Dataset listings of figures
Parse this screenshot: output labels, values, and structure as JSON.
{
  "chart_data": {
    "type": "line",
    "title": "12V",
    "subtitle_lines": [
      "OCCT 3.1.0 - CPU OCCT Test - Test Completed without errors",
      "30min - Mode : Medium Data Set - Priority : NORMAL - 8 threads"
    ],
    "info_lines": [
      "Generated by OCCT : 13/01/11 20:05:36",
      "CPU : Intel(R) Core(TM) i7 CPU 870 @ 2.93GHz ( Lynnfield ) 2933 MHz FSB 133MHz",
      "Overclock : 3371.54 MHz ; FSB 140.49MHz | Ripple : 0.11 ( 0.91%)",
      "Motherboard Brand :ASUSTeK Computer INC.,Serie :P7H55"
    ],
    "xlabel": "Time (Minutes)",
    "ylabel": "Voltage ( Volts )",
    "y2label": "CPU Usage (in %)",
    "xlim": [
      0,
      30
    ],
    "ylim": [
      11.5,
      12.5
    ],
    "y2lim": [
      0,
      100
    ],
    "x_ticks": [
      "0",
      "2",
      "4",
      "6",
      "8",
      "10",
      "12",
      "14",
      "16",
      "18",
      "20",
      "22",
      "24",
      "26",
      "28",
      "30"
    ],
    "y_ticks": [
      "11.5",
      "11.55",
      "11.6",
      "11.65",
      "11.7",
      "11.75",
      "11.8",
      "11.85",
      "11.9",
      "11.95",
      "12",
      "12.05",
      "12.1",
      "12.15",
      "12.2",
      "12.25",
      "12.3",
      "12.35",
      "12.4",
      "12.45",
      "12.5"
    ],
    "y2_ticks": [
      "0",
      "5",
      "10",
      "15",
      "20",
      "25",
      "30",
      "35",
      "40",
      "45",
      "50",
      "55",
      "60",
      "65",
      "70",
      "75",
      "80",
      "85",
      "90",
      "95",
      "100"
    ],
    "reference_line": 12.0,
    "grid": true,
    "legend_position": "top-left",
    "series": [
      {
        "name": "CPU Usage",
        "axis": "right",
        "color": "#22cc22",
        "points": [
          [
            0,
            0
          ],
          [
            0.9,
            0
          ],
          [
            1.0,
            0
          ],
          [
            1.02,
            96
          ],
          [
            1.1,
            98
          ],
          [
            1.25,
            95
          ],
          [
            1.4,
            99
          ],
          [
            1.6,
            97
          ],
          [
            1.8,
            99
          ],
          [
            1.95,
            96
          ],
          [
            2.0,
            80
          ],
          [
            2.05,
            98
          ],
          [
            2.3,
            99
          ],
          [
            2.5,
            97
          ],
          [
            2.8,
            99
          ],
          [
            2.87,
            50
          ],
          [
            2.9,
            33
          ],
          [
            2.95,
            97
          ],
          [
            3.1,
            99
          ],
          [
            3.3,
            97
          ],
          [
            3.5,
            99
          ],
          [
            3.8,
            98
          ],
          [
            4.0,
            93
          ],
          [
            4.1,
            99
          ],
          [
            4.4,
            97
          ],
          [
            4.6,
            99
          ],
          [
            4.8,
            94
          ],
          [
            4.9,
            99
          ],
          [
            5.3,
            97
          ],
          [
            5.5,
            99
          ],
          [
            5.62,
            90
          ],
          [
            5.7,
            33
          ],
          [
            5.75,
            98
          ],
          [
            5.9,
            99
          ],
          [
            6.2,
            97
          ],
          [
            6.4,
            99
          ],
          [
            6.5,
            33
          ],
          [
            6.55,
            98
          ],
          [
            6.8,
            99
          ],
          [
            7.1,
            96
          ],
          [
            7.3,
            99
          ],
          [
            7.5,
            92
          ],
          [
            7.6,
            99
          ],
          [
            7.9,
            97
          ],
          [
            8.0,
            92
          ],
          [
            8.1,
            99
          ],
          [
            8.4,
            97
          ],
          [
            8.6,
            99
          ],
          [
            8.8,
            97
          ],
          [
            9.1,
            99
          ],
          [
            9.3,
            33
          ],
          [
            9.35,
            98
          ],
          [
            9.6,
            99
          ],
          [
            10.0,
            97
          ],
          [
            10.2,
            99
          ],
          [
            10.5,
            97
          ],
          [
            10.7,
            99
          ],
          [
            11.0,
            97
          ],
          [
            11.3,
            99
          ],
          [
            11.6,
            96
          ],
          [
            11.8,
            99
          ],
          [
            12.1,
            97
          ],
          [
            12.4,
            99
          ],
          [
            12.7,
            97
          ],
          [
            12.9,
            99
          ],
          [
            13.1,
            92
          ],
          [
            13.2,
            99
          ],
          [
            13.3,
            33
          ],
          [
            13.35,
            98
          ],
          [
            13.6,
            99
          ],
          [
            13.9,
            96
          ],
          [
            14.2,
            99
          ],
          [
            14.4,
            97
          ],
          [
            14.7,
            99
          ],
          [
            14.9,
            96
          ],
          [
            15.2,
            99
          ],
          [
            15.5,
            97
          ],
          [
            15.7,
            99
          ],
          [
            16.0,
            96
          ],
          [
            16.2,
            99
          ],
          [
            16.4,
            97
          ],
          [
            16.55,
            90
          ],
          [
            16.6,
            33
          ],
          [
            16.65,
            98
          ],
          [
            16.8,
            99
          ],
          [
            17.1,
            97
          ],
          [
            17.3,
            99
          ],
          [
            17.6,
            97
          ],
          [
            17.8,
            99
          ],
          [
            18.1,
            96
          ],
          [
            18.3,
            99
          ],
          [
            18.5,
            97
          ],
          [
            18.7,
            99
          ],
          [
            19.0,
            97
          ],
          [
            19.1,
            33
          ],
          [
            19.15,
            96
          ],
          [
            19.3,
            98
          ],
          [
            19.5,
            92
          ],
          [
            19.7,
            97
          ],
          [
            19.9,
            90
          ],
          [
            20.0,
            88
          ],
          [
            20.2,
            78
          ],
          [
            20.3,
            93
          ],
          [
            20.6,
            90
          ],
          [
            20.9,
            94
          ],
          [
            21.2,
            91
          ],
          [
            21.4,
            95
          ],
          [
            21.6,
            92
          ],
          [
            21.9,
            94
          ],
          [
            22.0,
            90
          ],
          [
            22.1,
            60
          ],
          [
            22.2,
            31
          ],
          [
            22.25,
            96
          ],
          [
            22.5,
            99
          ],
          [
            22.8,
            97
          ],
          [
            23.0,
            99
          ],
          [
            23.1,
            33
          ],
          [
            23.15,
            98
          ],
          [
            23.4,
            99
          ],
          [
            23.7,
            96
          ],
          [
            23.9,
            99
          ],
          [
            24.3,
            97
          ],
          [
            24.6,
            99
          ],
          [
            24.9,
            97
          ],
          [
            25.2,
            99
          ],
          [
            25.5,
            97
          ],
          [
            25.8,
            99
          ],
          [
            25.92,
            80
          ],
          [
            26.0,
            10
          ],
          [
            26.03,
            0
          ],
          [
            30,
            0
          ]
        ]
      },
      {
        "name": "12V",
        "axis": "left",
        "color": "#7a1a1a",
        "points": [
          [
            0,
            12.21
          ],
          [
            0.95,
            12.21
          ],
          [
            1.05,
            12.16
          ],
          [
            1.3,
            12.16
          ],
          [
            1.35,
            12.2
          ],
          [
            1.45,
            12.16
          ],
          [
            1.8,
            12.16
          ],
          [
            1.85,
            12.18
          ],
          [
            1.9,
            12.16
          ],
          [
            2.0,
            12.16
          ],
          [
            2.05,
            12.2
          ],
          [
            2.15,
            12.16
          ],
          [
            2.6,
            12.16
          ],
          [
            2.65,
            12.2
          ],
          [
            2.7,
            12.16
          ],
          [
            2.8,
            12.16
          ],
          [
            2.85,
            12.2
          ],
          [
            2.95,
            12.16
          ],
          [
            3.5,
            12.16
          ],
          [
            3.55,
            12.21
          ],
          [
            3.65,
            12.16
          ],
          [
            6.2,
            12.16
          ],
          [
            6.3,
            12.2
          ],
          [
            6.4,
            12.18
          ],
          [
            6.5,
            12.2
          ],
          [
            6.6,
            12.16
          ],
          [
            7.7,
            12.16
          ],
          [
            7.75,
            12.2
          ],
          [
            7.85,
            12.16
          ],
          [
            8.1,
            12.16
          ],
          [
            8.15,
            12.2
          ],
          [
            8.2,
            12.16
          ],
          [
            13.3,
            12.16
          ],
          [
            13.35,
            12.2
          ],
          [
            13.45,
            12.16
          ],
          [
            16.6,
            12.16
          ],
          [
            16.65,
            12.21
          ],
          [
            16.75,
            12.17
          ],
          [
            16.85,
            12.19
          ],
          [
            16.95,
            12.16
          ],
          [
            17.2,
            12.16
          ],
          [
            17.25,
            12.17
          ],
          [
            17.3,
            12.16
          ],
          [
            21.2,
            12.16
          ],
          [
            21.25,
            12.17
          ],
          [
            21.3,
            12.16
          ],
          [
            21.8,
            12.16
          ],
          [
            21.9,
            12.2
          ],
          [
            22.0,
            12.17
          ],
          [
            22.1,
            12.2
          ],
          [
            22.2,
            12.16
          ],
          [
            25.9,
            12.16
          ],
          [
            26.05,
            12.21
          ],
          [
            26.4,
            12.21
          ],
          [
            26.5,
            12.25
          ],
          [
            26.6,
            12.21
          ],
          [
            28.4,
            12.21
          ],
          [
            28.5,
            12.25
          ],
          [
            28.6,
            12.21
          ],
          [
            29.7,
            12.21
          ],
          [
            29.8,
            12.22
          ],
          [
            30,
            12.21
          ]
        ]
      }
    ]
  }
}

#### Request:
Check each line of the entries for the string "OCCT". Copy the lines that have it.

#### Solution to this task:
      "OCCT 3.1.0 - CPU OCCT Test - Test Completed without errors",
      "Generated by OCCT : 13/01/11 20:05:36",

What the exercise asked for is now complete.